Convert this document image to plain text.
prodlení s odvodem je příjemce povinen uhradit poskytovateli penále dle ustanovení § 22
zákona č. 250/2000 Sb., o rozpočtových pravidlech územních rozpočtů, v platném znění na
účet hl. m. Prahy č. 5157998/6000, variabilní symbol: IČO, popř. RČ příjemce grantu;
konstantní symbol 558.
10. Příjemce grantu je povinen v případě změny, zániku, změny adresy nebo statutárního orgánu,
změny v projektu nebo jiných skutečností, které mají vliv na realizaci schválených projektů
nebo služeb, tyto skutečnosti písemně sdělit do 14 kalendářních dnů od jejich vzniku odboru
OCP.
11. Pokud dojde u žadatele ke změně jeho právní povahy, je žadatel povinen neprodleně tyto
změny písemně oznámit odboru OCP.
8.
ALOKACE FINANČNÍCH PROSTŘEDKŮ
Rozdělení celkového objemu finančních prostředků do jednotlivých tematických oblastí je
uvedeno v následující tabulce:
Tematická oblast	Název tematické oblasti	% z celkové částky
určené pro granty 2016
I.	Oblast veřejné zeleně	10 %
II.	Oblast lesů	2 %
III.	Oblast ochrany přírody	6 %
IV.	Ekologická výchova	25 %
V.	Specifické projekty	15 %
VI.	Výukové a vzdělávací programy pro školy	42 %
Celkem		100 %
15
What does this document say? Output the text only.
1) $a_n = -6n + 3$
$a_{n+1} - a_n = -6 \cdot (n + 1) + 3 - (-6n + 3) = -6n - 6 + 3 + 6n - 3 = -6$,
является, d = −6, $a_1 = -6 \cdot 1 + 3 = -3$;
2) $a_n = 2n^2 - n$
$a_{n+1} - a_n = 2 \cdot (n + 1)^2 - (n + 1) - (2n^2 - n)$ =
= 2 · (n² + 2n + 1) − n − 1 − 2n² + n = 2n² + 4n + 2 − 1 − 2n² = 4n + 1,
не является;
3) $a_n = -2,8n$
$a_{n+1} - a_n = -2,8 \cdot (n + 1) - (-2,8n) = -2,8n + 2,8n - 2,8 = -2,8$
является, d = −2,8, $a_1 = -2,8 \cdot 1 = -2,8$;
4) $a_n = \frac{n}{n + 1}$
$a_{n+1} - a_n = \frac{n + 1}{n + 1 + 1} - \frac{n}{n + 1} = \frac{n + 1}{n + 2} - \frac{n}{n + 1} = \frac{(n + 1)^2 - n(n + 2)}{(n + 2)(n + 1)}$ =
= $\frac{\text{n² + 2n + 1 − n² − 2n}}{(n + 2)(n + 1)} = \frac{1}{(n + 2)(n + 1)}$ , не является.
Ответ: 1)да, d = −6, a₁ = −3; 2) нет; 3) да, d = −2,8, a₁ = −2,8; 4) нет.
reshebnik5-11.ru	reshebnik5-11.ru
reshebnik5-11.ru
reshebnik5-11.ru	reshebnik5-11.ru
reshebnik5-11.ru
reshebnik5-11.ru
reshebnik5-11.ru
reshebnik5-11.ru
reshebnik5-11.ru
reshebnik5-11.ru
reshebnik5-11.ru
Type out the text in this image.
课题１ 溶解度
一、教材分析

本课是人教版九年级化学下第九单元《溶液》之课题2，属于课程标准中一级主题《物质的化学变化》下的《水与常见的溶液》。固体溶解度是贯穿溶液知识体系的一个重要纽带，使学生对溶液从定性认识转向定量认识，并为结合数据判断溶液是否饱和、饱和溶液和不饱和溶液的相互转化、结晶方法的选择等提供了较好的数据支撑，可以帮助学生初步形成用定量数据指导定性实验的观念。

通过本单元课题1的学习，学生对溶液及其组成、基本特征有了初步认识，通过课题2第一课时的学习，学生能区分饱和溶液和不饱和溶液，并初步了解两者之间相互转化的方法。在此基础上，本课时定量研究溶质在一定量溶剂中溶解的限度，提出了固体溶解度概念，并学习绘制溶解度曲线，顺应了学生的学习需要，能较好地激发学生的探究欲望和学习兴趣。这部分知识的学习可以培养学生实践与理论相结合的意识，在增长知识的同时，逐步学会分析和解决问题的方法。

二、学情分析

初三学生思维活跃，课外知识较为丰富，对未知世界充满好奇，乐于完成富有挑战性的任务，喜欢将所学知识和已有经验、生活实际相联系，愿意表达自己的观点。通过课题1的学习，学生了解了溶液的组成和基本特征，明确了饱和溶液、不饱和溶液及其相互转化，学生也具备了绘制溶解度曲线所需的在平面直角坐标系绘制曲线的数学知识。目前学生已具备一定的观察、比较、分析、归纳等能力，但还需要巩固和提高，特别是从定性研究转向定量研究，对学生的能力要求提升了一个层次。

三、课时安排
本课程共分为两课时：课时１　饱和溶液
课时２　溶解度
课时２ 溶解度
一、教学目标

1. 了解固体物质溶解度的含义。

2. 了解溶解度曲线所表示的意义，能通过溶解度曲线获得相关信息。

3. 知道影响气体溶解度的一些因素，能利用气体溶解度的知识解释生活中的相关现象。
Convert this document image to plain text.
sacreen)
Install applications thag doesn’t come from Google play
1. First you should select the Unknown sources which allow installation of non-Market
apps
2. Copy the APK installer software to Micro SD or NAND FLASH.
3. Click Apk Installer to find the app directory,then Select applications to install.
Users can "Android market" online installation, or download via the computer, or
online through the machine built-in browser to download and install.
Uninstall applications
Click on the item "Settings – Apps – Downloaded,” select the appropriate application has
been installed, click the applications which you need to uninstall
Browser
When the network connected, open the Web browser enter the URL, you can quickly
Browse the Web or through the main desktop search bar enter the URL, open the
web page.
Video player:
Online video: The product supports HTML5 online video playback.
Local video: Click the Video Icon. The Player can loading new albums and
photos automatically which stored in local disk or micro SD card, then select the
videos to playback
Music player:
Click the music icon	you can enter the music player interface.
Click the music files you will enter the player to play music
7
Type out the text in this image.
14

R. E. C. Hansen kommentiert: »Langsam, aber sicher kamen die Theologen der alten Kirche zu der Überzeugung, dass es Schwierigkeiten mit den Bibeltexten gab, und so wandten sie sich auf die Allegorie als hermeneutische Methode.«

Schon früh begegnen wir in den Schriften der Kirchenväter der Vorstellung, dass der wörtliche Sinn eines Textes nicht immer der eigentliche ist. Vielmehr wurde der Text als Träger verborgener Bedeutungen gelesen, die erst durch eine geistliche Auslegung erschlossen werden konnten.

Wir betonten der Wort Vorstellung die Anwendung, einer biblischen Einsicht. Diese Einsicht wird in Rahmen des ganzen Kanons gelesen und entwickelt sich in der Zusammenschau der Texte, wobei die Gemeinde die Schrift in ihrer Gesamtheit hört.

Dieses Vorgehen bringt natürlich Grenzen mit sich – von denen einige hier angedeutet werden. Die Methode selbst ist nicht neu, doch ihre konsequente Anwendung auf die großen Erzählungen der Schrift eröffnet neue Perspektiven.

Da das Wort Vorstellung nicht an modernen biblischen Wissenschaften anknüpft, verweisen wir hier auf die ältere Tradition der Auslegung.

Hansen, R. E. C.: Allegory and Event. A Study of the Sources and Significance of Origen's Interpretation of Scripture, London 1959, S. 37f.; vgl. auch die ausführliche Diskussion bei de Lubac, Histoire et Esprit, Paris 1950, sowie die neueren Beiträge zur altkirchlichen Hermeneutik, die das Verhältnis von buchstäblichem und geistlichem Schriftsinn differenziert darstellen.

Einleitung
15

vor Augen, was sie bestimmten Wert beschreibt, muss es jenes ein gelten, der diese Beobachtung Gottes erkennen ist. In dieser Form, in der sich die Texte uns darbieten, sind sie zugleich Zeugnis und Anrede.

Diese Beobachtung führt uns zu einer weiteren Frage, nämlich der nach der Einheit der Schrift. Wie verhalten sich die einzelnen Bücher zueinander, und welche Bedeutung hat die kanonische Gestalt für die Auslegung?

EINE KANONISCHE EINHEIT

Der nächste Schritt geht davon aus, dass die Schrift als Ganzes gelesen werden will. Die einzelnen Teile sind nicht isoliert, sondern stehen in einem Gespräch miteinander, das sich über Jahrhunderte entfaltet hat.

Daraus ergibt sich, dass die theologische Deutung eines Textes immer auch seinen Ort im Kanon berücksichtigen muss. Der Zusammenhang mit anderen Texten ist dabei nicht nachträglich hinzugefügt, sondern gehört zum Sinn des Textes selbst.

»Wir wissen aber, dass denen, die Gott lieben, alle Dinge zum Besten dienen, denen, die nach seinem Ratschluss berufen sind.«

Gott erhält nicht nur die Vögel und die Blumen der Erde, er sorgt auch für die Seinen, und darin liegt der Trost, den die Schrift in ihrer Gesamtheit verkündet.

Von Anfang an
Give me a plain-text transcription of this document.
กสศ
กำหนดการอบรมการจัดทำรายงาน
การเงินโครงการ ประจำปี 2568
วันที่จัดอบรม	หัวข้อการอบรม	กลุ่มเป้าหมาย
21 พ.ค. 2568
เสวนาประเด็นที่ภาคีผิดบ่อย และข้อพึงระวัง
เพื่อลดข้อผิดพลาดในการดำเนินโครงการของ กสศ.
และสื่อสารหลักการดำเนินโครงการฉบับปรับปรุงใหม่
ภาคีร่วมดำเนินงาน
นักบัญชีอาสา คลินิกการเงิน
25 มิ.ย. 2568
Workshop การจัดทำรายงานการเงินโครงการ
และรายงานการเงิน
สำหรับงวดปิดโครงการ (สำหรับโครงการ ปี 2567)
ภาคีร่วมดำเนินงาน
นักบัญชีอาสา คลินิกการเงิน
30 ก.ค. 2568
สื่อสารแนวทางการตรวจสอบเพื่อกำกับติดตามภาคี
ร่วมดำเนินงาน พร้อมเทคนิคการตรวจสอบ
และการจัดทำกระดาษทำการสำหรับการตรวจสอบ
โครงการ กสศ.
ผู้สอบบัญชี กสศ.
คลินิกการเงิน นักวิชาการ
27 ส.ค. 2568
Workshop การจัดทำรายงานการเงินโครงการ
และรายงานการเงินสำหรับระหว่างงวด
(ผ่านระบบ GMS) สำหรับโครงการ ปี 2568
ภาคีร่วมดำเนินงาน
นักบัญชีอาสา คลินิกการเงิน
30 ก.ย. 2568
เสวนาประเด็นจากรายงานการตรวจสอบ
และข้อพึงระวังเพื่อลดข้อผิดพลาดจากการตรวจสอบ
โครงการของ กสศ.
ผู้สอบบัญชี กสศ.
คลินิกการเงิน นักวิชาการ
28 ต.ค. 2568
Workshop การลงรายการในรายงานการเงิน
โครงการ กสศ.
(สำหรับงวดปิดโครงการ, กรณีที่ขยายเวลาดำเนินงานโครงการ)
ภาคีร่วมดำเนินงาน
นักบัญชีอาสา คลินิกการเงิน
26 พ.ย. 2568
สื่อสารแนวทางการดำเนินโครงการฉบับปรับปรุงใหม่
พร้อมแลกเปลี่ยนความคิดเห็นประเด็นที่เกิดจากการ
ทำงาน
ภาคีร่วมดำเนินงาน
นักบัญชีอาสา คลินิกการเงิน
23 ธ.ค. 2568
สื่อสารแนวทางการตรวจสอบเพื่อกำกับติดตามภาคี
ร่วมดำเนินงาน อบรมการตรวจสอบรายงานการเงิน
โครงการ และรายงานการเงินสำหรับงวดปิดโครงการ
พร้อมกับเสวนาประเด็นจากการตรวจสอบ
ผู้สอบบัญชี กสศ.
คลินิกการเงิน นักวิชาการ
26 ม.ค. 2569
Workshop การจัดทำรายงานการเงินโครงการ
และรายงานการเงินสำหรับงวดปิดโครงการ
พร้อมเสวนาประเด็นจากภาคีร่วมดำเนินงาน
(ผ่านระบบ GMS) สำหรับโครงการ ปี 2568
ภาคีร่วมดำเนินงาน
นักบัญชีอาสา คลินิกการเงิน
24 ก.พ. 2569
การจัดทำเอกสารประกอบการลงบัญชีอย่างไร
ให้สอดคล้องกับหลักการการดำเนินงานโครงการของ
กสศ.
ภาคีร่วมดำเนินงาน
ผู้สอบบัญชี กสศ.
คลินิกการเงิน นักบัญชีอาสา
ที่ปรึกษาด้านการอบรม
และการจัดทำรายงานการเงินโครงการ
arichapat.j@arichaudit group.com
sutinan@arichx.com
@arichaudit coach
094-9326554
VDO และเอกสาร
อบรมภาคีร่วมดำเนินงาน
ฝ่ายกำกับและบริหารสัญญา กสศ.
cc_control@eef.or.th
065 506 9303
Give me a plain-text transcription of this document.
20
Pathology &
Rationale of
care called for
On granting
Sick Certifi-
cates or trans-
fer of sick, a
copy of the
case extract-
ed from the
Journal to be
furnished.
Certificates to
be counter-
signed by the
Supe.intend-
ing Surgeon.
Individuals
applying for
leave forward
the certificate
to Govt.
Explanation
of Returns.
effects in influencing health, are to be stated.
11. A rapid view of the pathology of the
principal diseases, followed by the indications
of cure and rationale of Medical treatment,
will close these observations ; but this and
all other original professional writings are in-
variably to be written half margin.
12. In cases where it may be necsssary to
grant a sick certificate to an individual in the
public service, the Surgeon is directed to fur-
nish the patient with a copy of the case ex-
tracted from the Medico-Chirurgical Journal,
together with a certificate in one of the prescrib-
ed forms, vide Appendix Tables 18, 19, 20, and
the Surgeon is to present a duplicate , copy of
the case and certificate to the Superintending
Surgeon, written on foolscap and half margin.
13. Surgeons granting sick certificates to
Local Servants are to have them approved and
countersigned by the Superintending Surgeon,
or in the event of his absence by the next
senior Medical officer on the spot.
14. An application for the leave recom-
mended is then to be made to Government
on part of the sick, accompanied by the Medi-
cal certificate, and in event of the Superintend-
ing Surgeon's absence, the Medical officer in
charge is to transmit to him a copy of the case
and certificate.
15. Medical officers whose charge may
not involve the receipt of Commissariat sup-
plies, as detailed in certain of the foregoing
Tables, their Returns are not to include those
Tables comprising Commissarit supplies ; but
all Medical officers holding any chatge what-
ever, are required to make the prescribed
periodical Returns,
= = = = = = =
*TASK OBJECTIVE*
Extract, from the material above, each line holding the word "half".

*RESULT FOR THIS TASK*
variably to be written half margin.
Surgeon, written on foolscap and half margin.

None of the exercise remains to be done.